[THE REQUEST]:
Single out the lines of the material that contain "JSON" and copy them.

## Begin RECORD EXTRACTS

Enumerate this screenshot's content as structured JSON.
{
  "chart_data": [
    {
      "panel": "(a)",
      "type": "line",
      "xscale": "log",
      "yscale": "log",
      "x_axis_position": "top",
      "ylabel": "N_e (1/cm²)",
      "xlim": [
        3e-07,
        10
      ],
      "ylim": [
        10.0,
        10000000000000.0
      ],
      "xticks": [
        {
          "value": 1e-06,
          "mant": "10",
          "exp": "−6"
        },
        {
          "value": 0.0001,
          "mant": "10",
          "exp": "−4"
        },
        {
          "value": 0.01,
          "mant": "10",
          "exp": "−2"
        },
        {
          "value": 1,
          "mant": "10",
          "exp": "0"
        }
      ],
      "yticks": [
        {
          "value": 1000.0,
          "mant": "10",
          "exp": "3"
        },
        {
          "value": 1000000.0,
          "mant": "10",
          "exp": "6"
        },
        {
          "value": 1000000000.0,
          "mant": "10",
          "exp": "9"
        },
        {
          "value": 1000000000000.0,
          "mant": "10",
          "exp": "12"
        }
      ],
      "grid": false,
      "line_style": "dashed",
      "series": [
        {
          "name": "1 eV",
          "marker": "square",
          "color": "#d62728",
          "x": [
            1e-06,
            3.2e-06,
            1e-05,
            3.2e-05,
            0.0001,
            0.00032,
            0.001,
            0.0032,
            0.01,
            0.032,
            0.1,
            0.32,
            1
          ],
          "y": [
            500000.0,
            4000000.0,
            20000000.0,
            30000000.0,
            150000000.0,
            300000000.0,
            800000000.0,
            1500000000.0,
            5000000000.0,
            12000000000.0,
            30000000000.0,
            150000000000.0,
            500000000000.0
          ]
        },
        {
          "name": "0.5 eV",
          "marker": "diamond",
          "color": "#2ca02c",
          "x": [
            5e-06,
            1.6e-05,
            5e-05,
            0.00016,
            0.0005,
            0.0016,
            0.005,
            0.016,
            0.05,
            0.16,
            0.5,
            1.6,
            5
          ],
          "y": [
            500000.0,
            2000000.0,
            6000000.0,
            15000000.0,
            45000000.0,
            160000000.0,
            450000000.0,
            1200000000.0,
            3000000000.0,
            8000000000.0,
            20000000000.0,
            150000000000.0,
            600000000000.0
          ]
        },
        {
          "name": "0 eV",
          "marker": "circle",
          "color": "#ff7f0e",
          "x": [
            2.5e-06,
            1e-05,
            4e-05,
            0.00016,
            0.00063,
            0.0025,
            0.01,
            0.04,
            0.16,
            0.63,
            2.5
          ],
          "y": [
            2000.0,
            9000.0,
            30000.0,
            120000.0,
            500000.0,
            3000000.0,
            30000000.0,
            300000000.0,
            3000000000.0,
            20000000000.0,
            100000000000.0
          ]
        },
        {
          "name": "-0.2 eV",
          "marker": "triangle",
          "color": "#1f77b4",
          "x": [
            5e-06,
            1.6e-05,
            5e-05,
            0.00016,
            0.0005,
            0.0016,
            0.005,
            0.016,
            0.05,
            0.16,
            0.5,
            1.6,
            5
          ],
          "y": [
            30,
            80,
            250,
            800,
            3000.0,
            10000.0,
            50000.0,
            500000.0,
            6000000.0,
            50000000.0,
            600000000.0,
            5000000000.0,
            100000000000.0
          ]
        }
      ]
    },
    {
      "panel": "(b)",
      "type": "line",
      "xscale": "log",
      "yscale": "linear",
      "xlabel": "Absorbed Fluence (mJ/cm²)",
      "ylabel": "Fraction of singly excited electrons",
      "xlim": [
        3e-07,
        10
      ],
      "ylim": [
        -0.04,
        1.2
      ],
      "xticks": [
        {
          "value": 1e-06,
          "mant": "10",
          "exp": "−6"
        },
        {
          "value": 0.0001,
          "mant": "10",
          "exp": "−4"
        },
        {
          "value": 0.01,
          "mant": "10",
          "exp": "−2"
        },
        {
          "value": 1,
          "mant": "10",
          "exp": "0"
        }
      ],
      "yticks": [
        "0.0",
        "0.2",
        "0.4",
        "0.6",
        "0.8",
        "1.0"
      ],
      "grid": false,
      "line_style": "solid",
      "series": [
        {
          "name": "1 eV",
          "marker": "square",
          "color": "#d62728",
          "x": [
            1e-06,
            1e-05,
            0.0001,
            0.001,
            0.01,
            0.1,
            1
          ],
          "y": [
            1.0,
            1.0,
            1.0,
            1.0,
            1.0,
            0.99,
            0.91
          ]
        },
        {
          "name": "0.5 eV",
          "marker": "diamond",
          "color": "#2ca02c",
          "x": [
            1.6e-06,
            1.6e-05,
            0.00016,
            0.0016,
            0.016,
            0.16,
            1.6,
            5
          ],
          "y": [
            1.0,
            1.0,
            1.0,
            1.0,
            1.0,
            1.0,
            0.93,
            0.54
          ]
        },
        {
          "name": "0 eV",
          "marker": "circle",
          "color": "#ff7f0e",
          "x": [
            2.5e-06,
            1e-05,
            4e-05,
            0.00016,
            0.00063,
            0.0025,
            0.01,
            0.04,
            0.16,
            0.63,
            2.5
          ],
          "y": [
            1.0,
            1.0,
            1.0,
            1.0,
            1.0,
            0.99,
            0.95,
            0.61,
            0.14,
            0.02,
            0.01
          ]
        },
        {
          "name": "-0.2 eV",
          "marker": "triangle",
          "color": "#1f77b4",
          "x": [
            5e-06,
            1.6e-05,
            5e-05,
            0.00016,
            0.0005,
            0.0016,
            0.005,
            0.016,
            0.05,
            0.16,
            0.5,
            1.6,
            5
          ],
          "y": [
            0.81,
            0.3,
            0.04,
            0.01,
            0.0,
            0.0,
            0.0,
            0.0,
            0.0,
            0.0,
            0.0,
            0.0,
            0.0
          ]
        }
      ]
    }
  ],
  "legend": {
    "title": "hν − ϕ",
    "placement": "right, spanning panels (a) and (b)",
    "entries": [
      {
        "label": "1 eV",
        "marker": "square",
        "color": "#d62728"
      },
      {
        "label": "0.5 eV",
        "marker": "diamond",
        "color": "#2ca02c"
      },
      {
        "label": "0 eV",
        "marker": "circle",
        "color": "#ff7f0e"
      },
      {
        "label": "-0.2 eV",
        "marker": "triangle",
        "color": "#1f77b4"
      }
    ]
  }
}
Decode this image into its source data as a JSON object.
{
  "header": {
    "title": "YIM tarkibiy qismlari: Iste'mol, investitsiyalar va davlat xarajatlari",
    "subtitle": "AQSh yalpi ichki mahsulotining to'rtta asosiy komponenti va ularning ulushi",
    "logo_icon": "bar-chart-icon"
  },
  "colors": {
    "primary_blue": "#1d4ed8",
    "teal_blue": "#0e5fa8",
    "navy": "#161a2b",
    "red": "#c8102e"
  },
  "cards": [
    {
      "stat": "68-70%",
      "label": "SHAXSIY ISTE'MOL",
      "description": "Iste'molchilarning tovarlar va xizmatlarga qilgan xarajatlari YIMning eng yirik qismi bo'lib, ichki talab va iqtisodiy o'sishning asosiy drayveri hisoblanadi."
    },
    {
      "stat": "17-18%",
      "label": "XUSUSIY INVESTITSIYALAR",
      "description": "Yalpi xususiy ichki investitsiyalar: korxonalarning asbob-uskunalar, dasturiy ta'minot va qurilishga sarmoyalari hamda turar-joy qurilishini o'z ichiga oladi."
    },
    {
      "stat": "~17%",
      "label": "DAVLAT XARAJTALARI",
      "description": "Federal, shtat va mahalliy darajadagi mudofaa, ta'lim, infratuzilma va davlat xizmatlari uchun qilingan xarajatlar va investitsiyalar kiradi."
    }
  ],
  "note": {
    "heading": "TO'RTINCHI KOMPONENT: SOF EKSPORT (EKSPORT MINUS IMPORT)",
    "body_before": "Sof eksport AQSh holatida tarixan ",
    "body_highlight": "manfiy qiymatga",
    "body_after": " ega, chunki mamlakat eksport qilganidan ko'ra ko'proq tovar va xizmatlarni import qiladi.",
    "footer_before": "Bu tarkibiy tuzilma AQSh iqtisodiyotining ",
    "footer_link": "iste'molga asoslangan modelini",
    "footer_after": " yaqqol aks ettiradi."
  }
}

## End RECORD EXTRACTS

[OUTPUT]:
Enumerate this screenshot's content as structured JSON.
Decode this image into its source data as a JSON object.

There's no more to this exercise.